• _TEXT BLOCK_
Compare two or more values using <, >, =, <=, >=, and !=. They return true or false and can be applied to integers, floats, strings, or symbols.

• < > = <= >= !=
  • syntax: (func-op exp-1 [exp-2 …])
  • Notes:
  • Expressions are evaluated and compared successively.
  • Returns true if all comparisons succeed; nil on first failure.
  • Single argument assumes 0 as second operand.
  • Can compare atoms, numbers, symbols, strings, and lists.
  • Lists are compared element-wise; longer lists are greater if elements match.
  • Mixed types are compared by type precedence; integers and floats are converted as needed.
  • Type precedence (low → high):
    • Atoms: nil, true, integer/float, string, symbol, primitive
    • Lists: quoted list/expression, list/expression, lambda, lambda-macro

Examples:

(< 3 5 8 9)                     ;-> true
(> 4 2 3 6)                     ;-> nil
(< "a" "c" "d")                 ;-> true
(>= duba aba)                   ;-> true
(< '(3 4) '(1 5))               ;-> nil
(> '(1 2 3) '(1 2))             ;-> true
(= '(5 7 8) '(5 7 8))           ;-> true
(!= 1 4 3 7 3)                  ;-> true

(< 1.2 6 "Hello" 'any '(1 2 3))           ;-> true
(< nil true)                              ;-> true
(< '(((a b))) '(((b c))))                 ;-> true
(< '((a (b c)) '(a (b d)) '(a (b (d)))))  ;-> true

; Single argument compares against 0
(> 1)    ;-> true ; checks for positive
(> -1)   ;-> nil  ; checks for negative
(= 123)  ;-> nil  ; checks for zero

; list is single argument, members are compared against 0
(map > '(1 3 -4 -3 1 2))   → (true true nil nil true true)

• _PROVIDED RECORDS_

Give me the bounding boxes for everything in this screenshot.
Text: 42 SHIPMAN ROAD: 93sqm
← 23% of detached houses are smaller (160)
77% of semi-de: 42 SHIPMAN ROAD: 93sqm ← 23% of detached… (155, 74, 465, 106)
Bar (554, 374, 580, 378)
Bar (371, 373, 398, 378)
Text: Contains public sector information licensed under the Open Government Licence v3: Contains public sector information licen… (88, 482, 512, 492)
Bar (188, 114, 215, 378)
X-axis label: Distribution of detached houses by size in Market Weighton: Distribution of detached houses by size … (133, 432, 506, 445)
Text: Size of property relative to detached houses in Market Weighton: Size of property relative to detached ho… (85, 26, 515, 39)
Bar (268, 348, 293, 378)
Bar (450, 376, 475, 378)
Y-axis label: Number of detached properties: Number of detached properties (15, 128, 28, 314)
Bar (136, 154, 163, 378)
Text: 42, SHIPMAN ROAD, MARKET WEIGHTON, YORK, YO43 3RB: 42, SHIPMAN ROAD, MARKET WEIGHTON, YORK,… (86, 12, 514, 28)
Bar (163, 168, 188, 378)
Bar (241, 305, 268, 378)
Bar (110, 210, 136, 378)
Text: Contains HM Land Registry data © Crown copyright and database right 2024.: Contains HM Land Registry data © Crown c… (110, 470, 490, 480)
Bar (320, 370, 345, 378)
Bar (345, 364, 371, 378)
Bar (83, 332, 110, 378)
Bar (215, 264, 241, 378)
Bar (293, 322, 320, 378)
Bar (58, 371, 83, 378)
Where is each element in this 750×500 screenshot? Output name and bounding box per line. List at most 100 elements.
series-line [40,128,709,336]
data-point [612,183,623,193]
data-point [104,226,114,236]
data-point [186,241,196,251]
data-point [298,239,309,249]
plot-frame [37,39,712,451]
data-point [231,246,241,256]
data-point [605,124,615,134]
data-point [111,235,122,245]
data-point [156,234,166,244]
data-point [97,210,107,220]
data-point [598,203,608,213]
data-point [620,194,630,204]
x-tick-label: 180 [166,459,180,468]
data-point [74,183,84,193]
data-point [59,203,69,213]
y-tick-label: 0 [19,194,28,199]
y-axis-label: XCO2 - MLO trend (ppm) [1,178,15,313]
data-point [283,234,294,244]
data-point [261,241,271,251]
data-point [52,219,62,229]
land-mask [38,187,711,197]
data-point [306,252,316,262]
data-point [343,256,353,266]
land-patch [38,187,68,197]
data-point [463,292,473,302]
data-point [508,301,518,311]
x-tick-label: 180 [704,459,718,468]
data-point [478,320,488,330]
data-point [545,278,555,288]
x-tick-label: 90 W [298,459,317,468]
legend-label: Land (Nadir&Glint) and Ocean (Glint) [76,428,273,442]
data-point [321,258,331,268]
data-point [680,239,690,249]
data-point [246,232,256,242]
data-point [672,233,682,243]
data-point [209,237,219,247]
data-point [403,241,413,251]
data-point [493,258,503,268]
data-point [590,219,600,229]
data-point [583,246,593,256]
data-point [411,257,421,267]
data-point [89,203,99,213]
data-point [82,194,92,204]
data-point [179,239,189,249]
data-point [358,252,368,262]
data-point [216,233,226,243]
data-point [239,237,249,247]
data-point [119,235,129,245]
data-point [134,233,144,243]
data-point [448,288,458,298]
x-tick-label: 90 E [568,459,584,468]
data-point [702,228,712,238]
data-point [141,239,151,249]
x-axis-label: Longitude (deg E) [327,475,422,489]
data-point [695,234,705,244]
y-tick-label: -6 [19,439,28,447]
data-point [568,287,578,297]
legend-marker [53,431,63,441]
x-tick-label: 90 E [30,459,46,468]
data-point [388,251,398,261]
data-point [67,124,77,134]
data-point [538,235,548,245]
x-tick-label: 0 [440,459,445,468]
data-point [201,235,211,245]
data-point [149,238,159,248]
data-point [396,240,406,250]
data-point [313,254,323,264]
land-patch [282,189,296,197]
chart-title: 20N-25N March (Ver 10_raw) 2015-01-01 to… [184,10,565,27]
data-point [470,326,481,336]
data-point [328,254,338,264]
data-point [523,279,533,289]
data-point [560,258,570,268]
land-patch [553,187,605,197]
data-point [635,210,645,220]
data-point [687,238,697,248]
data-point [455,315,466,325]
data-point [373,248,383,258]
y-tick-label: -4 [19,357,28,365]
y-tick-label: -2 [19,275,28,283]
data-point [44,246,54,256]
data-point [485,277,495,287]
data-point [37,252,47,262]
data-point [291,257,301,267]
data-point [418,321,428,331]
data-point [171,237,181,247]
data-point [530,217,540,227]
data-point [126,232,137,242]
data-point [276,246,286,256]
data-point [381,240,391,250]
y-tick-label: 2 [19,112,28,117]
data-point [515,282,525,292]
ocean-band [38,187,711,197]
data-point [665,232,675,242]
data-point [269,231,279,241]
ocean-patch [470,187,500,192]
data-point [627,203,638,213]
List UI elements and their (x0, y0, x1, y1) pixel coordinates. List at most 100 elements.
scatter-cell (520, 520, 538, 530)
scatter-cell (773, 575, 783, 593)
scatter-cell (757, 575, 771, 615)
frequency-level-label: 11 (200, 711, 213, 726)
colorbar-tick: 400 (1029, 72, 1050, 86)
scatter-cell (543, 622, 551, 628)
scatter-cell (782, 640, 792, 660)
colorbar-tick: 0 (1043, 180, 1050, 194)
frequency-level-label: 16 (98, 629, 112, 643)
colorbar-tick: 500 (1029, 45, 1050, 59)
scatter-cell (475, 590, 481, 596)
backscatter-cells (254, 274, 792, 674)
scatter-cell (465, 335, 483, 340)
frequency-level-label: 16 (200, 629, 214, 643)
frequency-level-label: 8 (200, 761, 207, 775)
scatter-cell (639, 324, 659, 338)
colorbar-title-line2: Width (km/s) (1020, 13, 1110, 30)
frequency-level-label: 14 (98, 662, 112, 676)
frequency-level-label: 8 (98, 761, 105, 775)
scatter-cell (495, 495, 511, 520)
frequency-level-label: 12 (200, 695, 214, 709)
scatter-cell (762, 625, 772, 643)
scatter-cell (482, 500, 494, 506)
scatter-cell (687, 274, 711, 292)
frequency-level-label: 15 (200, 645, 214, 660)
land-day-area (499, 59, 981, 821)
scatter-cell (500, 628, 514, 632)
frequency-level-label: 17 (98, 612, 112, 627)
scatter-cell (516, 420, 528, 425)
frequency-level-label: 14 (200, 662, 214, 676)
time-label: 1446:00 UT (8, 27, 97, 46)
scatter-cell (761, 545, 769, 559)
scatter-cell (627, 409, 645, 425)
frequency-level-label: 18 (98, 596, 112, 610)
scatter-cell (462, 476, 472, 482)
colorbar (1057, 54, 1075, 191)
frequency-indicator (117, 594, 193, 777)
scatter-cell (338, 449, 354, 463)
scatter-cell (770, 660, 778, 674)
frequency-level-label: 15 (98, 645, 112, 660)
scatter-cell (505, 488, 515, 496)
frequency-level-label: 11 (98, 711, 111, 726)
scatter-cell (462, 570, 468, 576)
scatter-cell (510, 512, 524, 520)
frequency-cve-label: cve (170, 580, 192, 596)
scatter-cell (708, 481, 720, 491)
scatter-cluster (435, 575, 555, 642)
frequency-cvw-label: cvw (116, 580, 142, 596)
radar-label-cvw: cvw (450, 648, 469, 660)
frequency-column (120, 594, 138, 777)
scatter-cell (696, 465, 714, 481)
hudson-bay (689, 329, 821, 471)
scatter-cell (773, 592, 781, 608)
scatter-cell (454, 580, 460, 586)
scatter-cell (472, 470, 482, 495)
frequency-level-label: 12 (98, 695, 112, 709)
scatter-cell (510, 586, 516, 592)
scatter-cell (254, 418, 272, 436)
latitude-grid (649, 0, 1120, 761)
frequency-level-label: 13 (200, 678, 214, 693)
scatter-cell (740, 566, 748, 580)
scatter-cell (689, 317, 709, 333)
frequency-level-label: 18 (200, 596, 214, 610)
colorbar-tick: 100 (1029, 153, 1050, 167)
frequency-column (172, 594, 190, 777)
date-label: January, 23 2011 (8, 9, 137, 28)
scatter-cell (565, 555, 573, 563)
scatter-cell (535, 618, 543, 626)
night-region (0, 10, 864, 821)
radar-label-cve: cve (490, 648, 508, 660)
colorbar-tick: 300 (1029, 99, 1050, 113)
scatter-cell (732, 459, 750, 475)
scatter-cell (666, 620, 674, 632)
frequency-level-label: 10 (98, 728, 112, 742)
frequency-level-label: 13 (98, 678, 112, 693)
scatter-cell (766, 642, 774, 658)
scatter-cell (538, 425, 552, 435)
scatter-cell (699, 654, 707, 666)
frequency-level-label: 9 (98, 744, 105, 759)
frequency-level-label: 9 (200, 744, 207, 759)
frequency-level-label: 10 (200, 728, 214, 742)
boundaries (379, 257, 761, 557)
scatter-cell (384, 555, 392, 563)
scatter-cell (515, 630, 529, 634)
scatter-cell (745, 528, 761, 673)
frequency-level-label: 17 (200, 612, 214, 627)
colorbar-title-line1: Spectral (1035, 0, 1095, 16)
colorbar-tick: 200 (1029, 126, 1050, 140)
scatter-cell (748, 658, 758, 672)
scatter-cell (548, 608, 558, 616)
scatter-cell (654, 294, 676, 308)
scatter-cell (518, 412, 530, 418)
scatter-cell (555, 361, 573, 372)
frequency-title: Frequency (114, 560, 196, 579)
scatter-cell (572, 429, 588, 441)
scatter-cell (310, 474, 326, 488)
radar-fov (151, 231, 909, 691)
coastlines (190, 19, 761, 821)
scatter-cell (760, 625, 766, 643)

• _INSTRUCTION 1_
Report every line of the entries that contains the word "most", matching its case exactly.
• _INSTRUCTION 2_
Continue the text on comparison operators from the point where it stops.

• _TASK OUTPUT 1_
Where is each element in this 750×500 screenshot? Output name and bounding box per line. List at most 100 elements.
List UI elements and their (x0, y0, x1, y1) pixel coordinates. List at most 100 elements.

• _TASK OUTPUT 2_
Moving bits with bit shift functions

• <<,>>
  • syntax: (<< int-1 int-2 [int-3 …])
  • syntax: (>> int-1 int-2 [int-3 …])
  • syntax: (<< int-1)
  • syntax: (>> int-1)
  • Notes:
  • int-1 is shifted left or right by int-2 bits, then by int-3, and so on.
  • Shifting right duplicates the most significant bit (arithmetic shift).
  • For 64-bit integers, shifting up to 63 bits is possible.
  • With a single argument, shifts by one bit.
  • &
  • syntax: (& int-1 int-2 [int-3 … ])
    • A bitwise and operation is performed on the number in int-1 with the number in int-2, then successively with int-3, etc.
  • |
  • syntax: (| int-1 int-2 [int-3 … ])
    • A bitwise or operation is performed on the number in int-1 with the number in int-2, then successively with int-3, etc.
  • ^
  • syntax: (^ int-1 int-2 [int-3 … ])
    • A bitwise xor operation is performed on the number in int-1 with the number in int-2, then successively with int-3, etc.
  • ~
  • syntax: (~ int)
    • A bitwise not operation is performed on the number in int, reversing all of the bits.

Examples:

(>> 0x8000000000000000 1) ;-> 0xC000000000000000 - not 0x0400000000000000!

(<< 1 3)      ;->  8
(<< 1 2 1)    ;->  8
(>> 1024 10)  ;->  1
(>> 160 2 2)  ;-> 10

(<< 3)        ;->  6
(>> 8)        ;->  4

(& 0xAABB 0x 000F) ;-> 11 which is 0xB
(| 0x10 0x80 2 1)  ;-> 147
(^ 0xAA 0x55)      ;-> 255
(format "%X" (~ 0xFFFFFFAA)) ;-> "55"
(~ 0xFFFFFFFF)               ;-> 0

Define user function or assign a value to a symbol

• define
  • syntax: (define (sym-name [sym-param-1 … ]) [body-1 … ])
  • syntax: (define (sym-name [(sym-param-1 exp-default) … ]) [body-1 … ])
  • syntax: (define sym-name exp)
  • Notes:
  • Define is equivalent to assigning a lambda expression to sym-name.
  • Function call:
    • All arguments are evaluated and assigned to parameters.
    • Body expressions are evaluated.
    • Returns the last expression evaluated in the body.
  • Parameters are optional:
    • Without argument, parameter defaults to nil.
    • If exp-default is provided, parameter takes that value.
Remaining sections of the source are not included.